> _THE EXERCISE_
Do any lines in the data below contain "content"? If so, copy every one of them.

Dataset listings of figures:
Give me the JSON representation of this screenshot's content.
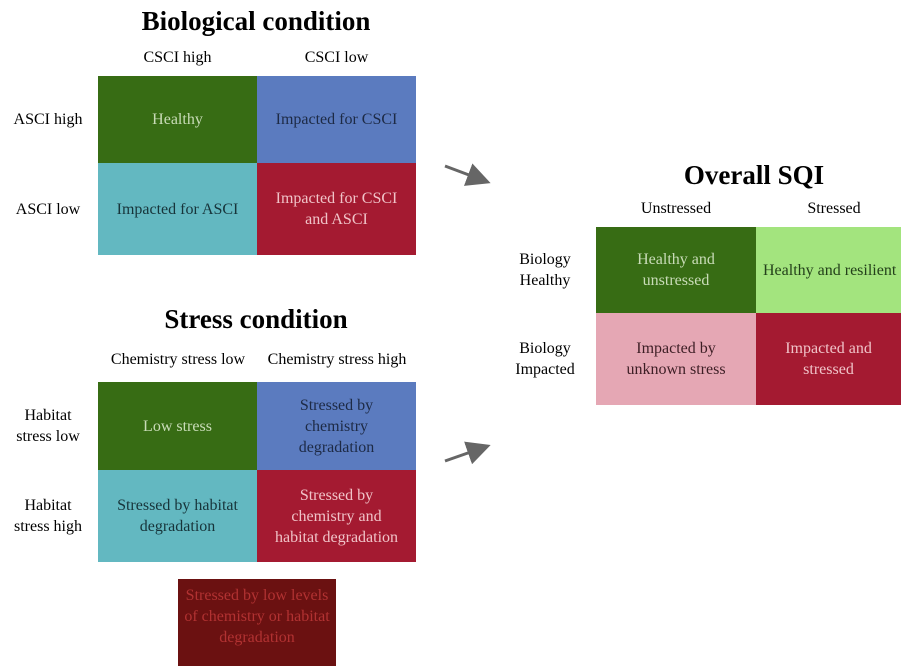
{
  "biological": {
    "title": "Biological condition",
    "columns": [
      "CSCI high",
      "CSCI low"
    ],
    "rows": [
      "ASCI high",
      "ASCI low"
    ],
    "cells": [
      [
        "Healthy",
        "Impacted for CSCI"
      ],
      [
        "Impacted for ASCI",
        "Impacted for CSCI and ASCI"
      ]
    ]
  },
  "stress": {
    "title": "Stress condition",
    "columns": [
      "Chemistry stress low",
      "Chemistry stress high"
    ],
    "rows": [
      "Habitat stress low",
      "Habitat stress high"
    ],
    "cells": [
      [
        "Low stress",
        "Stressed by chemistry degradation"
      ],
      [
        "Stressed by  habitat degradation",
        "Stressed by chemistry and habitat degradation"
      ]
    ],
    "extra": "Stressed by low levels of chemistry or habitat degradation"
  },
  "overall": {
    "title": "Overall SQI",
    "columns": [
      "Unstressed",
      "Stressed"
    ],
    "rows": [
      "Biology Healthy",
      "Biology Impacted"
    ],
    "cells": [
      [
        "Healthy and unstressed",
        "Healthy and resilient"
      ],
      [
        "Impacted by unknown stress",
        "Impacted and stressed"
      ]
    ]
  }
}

==

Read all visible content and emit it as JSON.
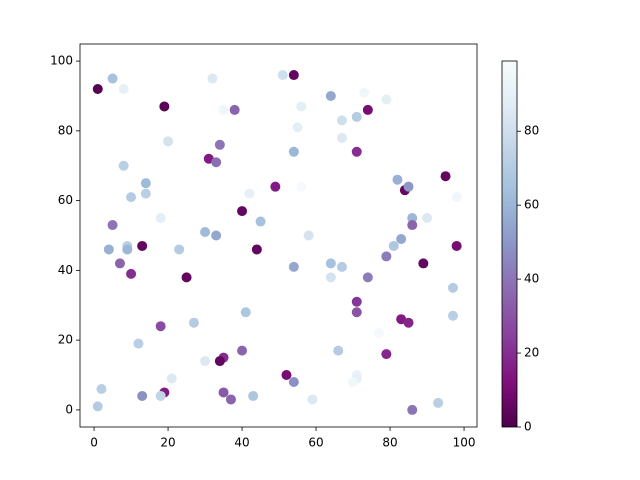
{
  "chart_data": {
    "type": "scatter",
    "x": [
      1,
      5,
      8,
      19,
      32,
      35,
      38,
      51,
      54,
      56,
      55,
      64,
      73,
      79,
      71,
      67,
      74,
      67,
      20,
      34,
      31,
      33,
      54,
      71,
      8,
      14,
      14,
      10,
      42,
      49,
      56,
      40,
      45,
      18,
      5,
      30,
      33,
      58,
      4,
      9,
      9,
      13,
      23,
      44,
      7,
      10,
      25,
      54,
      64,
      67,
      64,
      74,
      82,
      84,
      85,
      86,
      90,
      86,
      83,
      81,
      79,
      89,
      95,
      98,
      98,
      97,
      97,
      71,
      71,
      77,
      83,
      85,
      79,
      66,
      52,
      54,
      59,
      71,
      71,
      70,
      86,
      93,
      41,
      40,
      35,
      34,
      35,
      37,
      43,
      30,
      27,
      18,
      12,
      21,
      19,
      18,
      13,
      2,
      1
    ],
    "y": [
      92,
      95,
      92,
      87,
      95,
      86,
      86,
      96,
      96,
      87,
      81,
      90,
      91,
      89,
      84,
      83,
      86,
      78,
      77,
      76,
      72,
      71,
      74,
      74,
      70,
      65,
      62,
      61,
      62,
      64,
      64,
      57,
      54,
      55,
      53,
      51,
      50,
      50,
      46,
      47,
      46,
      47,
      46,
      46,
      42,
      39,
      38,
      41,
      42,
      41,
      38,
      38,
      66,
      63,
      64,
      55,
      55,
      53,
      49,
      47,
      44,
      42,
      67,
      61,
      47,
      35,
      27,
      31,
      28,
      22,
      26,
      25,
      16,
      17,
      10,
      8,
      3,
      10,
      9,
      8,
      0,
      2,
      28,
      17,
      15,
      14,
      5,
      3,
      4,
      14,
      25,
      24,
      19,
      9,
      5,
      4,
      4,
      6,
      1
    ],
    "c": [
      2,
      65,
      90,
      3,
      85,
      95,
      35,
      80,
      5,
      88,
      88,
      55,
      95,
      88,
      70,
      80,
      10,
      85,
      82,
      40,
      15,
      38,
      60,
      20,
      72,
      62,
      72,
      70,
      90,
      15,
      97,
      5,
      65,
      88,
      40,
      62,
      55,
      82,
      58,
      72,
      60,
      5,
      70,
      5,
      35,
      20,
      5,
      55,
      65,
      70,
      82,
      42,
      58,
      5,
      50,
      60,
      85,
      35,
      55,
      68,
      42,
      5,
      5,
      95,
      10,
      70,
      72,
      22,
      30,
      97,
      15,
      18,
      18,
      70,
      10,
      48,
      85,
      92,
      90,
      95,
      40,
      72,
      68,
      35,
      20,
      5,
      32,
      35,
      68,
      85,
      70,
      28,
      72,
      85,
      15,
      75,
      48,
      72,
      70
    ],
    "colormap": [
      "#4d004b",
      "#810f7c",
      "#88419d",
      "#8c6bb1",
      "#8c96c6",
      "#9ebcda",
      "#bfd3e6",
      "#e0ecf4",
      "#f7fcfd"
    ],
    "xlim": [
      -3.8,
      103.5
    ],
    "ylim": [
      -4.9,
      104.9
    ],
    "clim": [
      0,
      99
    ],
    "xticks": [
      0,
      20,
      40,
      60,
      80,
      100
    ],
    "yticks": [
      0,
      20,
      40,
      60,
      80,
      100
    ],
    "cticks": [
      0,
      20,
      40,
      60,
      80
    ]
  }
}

> _EXERCISE RESPONSE_
Give me the JSON representation of this screenshot's content.
Read all visible content and emit it as JSON.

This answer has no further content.